## Written task
All material below is to be reproduced exactly.

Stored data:
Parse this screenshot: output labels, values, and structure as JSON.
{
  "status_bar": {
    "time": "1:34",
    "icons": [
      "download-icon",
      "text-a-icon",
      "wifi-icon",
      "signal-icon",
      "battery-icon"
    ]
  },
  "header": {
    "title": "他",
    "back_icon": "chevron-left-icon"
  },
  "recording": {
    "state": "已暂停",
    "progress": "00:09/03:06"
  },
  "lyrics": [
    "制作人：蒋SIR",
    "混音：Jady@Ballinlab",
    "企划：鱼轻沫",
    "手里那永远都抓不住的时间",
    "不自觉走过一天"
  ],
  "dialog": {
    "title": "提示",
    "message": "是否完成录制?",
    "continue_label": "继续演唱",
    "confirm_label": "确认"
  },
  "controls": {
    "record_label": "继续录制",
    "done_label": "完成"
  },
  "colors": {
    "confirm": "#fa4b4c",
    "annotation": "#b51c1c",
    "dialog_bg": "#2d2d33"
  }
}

## Result
Parse this screenshot: output labels, values, and structure as JSON.
{
  "status_bar": {
    "time": "1:34",
    "icons": [
      "download-icon",
      "text-a-icon",
      "wifi-icon",
      "signal-icon",
      "battery-icon"
    ]
  },
  "header": {
    "title": "他",
    "back_icon": "chevron-left-icon"
  },
  "recording": {
    "state": "已暂停",
    "progress": "00:09/03:06"
  },
  "lyrics": [
    "制作人：蒋SIR",
    "混音：Jady@Ballinlab",
    "企划：鱼轻沫",
    "手里那永远都抓不住的时间",
    "不自觉走过一天"
  ],
  "dialog": {
    "title": "提示",
    "message": "是否完成录制?",
    "continue_label": "继续演唱",
    "confirm_label": "确认"
  },
  "controls": {
    "record_label": "继续录制",
    "done_label": "完成"
  },
  "colors": {
    "confirm": "#fa4b4c",
    "annotation": "#b51c1c",
    "dialog_bg": "#2d2d33"
  }
}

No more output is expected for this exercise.